------ Provided records
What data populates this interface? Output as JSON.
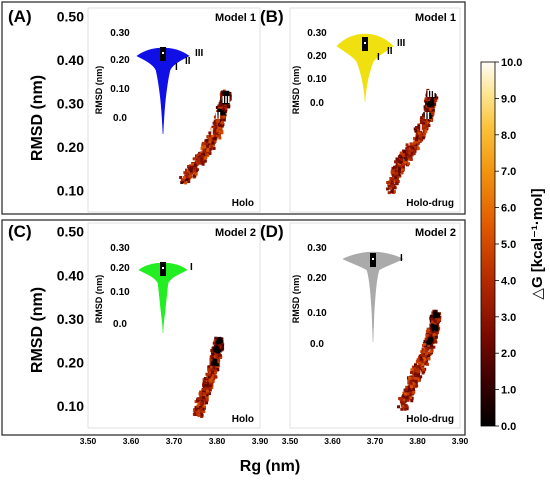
{
  "chart_data": {
    "type": "heatmap",
    "shared": {
      "xlabel": "Rg (nm)",
      "ylabel": "RMSD (nm)",
      "xticks": [
        "3.50",
        "3.60",
        "3.70",
        "3.80",
        "3.90"
      ],
      "yticks": [
        "0.50",
        "0.40",
        "0.30",
        "0.20",
        "0.10"
      ],
      "xlim": [
        3.5,
        3.9
      ],
      "ylim": [
        0.05,
        0.52
      ],
      "colorbar": {
        "title": "△G [kcal⁻¹·mol]",
        "min": 0.0,
        "max": 10.0,
        "ticks": [
          "10.0",
          "9.0",
          "8.0",
          "7.0",
          "6.0",
          "5.0",
          "4.0",
          "3.0",
          "2.0",
          "1.0",
          "0.0"
        ]
      },
      "inset_ylabel": "RMSD (nm)"
    },
    "panels": [
      {
        "id": "(A)",
        "model": "Model 1",
        "condition": "Holo",
        "violin_color": "#1010e6",
        "inset_yticks": [
          "0.30",
          "0.20",
          "0.10",
          "0.0"
        ],
        "minima_labels": [
          "III",
          "II",
          "I"
        ],
        "path": [
          [
            3.725,
            0.125
          ],
          [
            3.745,
            0.15
          ],
          [
            3.765,
            0.175
          ],
          [
            3.78,
            0.2
          ],
          [
            3.795,
            0.225
          ],
          [
            3.805,
            0.255
          ],
          [
            3.81,
            0.28
          ],
          [
            3.82,
            0.305
          ],
          [
            3.82,
            0.32
          ]
        ]
      },
      {
        "id": "(B)",
        "model": "Model 1",
        "condition": "Holo-drug",
        "violin_color": "#f0e010",
        "inset_yticks": [
          "0.30",
          "0.20",
          "0.10",
          "0.0"
        ],
        "minima_labels": [
          "III",
          "II",
          "I"
        ],
        "path": [
          [
            3.735,
            0.1
          ],
          [
            3.75,
            0.14
          ],
          [
            3.77,
            0.175
          ],
          [
            3.79,
            0.2
          ],
          [
            3.81,
            0.24
          ],
          [
            3.825,
            0.27
          ],
          [
            3.83,
            0.3
          ],
          [
            3.835,
            0.32
          ]
        ]
      },
      {
        "id": "(C)",
        "model": "Model 2",
        "condition": "Holo",
        "violin_color": "#22ee22",
        "inset_yticks": [
          "0.30",
          "0.20",
          "0.10",
          "0.0"
        ],
        "minima_labels": [
          "I"
        ],
        "path": [
          [
            3.755,
            0.08
          ],
          [
            3.765,
            0.11
          ],
          [
            3.775,
            0.14
          ],
          [
            3.785,
            0.17
          ],
          [
            3.795,
            0.2
          ],
          [
            3.8,
            0.23
          ],
          [
            3.805,
            0.25
          ]
        ]
      },
      {
        "id": "(D)",
        "model": "Model 2",
        "condition": "Holo-drug",
        "violin_color": "#aaaaaa",
        "inset_yticks": [
          "0.30",
          "0.20",
          "0.10",
          "0.0"
        ],
        "minima_labels": [
          "I"
        ],
        "path": [
          [
            3.765,
            0.1
          ],
          [
            3.78,
            0.13
          ],
          [
            3.79,
            0.16
          ],
          [
            3.805,
            0.19
          ],
          [
            3.82,
            0.22
          ],
          [
            3.83,
            0.25
          ],
          [
            3.84,
            0.28
          ],
          [
            3.845,
            0.31
          ]
        ]
      }
    ]
  }
}
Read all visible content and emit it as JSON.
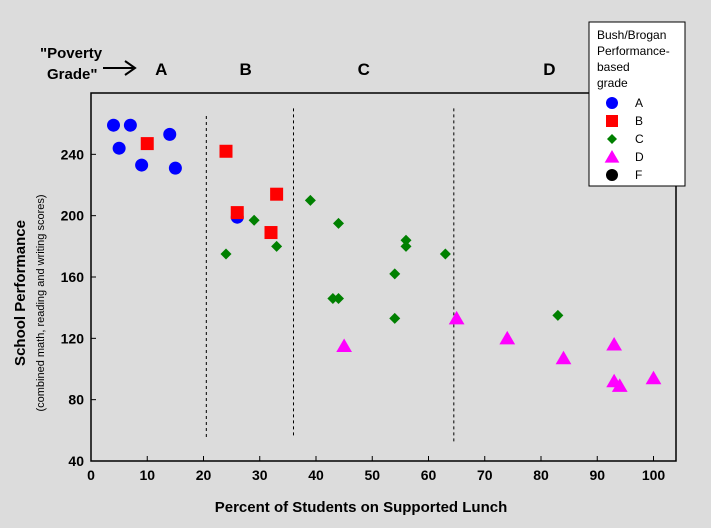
------------
## Problem to work on
Without the pictures, transcribe the listing above exactly.

## Exercise solution
What data populates this interface? Output as JSON.
{
  "chart_data": {
    "type": "heatmap",
    "shared": {
      "xlabel": "Rg (nm)",
      "ylabel": "RMSD (nm)",
      "xticks": [
        "3.50",
        "3.60",
        "3.70",
        "3.80",
        "3.90"
      ],
      "yticks": [
        "0.50",
        "0.40",
        "0.30",
        "0.20",
        "0.10"
      ],
      "xlim": [
        3.5,
        3.9
      ],
      "ylim": [
        0.05,
        0.52
      ],
      "colorbar": {
        "title": "△G [kcal⁻¹·mol]",
        "min": 0.0,
        "max": 10.0,
        "ticks": [
          "10.0",
          "9.0",
          "8.0",
          "7.0",
          "6.0",
          "5.0",
          "4.0",
          "3.0",
          "2.0",
          "1.0",
          "0.0"
        ]
      },
      "inset_ylabel": "RMSD (nm)"
    },
    "panels": [
      {
        "id": "(A)",
        "model": "Model 1",
        "condition": "Holo",
        "violin_color": "#1010e6",
        "inset_yticks": [
          "0.30",
          "0.20",
          "0.10",
          "0.0"
        ],
        "minima_labels": [
          "III",
          "II",
          "I"
        ],
        "path": [
          [
            3.725,
            0.125
          ],
          [
            3.745,
            0.15
          ],
          [
            3.765,
            0.175
          ],
          [
            3.78,
            0.2
          ],
          [
            3.795,
            0.225
          ],
          [
            3.805,
            0.255
          ],
          [
            3.81,
            0.28
          ],
          [
            3.82,
            0.305
          ],
          [
            3.82,
            0.32
          ]
        ]
      },
      {
        "id": "(B)",
        "model": "Model 1",
        "condition": "Holo-drug",
        "violin_color": "#f0e010",
        "inset_yticks": [
          "0.30",
          "0.20",
          "0.10",
          "0.0"
        ],
        "minima_labels": [
          "III",
          "II",
          "I"
        ],
        "path": [
          [
            3.735,
            0.1
          ],
          [
            3.75,
            0.14
          ],
          [
            3.77,
            0.175
          ],
          [
            3.79,
            0.2
          ],
          [
            3.81,
            0.24
          ],
          [
            3.825,
            0.27
          ],
          [
            3.83,
            0.3
          ],
          [
            3.835,
            0.32
          ]
        ]
      },
      {
        "id": "(C)",
        "model": "Model 2",
        "condition": "Holo",
        "violin_color": "#22ee22",
        "inset_yticks": [
          "0.30",
          "0.20",
          "0.10",
          "0.0"
        ],
        "minima_labels": [
          "I"
        ],
        "path": [
          [
            3.755,
            0.08
          ],
          [
            3.765,
            0.11
          ],
          [
            3.775,
            0.14
          ],
          [
            3.785,
            0.17
          ],
          [
            3.795,
            0.2
          ],
          [
            3.8,
            0.23
          ],
          [
            3.805,
            0.25
          ]
        ]
      },
      {
        "id": "(D)",
        "model": "Model 2",
        "condition": "Holo-drug",
        "violin_color": "#aaaaaa",
        "inset_yticks": [
          "0.30",
          "0.20",
          "0.10",
          "0.0"
        ],
        "minima_labels": [
          "I"
        ],
        "path": [
          [
            3.765,
            0.1
          ],
          [
            3.78,
            0.13
          ],
          [
            3.79,
            0.16
          ],
          [
            3.805,
            0.19
          ],
          [
            3.82,
            0.22
          ],
          [
            3.83,
            0.25
          ],
          [
            3.84,
            0.28
          ],
          [
            3.845,
            0.31
          ]
        ]
      }
    ]
  }
}
Read all visible content and emit it as JSON.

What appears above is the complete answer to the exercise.